>> START TEXT EXCERPT

Proof of Nuprl Lemma : free-dl

Step * 5 2 2 1 of Lemma free-dl_wf

1. X : Type
2. EquivRel(X List List;as,bs.(∀x:X List. ((x ∈ bs) ⇒ (∃y:X List. ((y ∈ as) ∧ l_subset(X;y;x)))))
∧ (∀x:X List. ((x ∈ as) ⇒ (∃y:X List. ((y ∈ bs) ∧ l_subset(X;y;x))))))
3. ∀[a,b:free-dl-type(X)].  (free-dl-meet(a;b) = free-dl-meet(b;a) ∈ free-dl-type(X))
4. ∀[a,b:free-dl-type(X)].  (free-dl-join(a;b) = free-dl-join(b;a) ∈ free-dl-type(X))
5. X List List ∈ Type
6. ∀as,bs:X List List.  (dlattice-eq(X;as;bs) ∈ Type)
7. ∀as:X List List
     ((∀x:X List. ((x ∈ as) ⇒ (∃y:X List. ((y ∈ as) ∧ l_subset(X;y;x)))))
     ∧ (∀x:X List. ((x ∈ as) ⇒ (∃y:X List. ((y ∈ as) ∧ l_subset(X;y;x))))))
8. X List List ∈ Type
9. ∀a1,b1:X List List.  (dlattice-eq(X;a1;b1) ∈ Type)
10. ∀a1:X List List
      ((∀x:X List. ((x ∈ a1) ⇒ (∃y:X List. ((y ∈ a1) ∧ l_subset(X;y;x)))))
      ∧ (∀x:X List. ((x ∈ a1) ⇒ (∃y:X List. ((y ∈ a1) ∧ l_subset(X;y;x))))))
11. X List List ∈ Type
12. ∀a2,b2:X List List.  (dlattice-eq(X;a2;b2) ∈ Type)
13. ∀a2:X List List
      ((∀x:X List. ((x ∈ a2) ⇒ (∃y:X List. ((y ∈ a2) ∧ l_subset(X;y;x)))))
      ∧ (∀x:X List. ((x ∈ a2) ⇒ (∃y:X List. ((y ∈ a2) ∧ l_subset(X;y;x))))))

>> END TEXT EXCERPT

§ **WRITTEN REQUEST 1**: From the Nuprl proof step, quote the passage from "1. X : Type" up to and including "bs) ∧ l_subset(X;y;x))))))".
§ **WRITTEN REQUEST 2**: In the Nuprl proof step, which step number is shown, and of which lemma is it a step?

>> START GIVEN INFORMATION

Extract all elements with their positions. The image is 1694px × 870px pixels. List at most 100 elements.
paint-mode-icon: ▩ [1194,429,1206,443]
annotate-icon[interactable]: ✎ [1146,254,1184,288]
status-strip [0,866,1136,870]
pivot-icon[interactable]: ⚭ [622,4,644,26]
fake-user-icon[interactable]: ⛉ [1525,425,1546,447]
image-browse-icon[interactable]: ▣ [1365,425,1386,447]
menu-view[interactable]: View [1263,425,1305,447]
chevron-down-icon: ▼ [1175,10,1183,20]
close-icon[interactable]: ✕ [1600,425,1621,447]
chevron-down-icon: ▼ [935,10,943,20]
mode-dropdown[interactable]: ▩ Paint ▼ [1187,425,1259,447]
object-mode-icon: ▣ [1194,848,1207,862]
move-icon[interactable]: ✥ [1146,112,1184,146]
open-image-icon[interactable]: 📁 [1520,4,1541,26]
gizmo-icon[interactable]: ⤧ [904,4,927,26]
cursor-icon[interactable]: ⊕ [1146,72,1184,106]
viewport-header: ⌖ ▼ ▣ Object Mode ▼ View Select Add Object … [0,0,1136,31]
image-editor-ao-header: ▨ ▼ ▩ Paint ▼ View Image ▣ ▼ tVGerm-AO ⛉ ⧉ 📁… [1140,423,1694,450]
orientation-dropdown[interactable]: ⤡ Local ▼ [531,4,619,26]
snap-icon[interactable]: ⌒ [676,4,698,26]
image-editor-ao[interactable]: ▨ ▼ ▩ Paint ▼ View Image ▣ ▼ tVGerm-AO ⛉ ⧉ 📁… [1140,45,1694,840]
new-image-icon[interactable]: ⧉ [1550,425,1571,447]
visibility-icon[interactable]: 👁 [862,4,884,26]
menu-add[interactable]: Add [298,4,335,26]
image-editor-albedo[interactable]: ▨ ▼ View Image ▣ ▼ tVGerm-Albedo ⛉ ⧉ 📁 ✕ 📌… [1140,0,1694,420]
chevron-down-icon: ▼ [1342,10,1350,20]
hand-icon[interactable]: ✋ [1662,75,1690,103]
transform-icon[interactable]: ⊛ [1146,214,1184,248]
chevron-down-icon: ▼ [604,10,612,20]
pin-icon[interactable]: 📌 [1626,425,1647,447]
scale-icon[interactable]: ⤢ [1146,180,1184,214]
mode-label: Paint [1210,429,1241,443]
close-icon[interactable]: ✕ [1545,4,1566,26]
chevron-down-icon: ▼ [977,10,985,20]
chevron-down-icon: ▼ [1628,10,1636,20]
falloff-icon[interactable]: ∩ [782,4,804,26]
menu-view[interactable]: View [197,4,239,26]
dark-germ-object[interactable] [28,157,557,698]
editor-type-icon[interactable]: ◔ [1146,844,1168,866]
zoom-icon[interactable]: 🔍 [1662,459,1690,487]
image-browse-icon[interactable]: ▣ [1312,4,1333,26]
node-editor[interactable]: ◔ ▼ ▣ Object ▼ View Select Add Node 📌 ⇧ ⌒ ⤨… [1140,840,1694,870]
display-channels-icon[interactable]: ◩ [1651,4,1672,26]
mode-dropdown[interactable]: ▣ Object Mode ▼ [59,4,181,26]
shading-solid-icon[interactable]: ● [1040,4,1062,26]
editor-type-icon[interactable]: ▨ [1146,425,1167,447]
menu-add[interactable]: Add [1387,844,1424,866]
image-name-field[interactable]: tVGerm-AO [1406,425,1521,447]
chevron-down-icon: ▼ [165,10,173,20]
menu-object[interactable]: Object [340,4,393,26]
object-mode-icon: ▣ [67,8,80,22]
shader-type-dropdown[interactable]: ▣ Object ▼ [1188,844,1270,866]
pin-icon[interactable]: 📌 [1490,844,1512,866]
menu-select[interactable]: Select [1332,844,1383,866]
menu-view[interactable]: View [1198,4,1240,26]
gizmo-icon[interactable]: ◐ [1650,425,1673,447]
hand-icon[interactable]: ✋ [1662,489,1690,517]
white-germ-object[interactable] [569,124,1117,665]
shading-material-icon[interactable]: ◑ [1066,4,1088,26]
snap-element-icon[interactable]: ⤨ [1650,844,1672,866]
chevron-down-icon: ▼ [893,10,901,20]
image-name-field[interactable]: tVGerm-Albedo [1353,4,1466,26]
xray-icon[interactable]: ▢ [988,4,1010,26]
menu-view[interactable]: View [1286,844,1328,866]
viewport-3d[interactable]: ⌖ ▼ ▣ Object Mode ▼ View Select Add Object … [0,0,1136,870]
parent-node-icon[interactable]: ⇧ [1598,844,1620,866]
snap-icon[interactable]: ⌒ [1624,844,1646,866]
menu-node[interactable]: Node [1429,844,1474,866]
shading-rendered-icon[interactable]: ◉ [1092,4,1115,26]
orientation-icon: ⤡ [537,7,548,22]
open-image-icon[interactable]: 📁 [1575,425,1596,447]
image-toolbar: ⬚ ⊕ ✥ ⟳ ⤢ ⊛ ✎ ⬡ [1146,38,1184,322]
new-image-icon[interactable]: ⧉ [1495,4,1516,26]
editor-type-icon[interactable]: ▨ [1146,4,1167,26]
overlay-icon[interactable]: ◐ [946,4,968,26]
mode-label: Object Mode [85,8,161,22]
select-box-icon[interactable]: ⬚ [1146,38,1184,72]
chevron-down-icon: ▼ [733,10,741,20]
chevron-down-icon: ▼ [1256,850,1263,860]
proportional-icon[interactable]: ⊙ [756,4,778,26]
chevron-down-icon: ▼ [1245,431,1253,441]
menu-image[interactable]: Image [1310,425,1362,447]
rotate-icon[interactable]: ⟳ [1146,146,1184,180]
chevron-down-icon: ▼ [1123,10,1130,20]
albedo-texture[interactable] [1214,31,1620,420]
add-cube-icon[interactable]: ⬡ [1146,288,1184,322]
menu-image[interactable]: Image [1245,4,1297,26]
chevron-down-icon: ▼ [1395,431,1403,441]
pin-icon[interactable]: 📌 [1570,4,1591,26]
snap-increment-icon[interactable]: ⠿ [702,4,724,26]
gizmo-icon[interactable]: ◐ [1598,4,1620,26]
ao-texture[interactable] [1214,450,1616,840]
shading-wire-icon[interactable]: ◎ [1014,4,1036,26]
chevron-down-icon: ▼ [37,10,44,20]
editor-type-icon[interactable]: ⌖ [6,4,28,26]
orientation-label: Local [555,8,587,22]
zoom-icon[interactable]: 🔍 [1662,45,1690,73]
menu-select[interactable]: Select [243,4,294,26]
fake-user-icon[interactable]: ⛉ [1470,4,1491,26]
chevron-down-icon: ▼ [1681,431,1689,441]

>> END GIVEN INFORMATION

§ **FULL SOLUTION 1**:
1. X : Type
2. EquivRel(X List List;as,bs.(∀x:X List. ((x ∈ bs) ⇒ (∃y:X List. ((y ∈ as) ∧ l_subset(X;y;x)))))
∧ (∀x:X List. ((x ∈ as) ⇒ (∃y:X List. ((y ∈ bs) ∧ l_subset(X;y;x))))))

§ **FULL SOLUTION 2**: Step * 5 2 2 1 of Lemma free-dl_wf.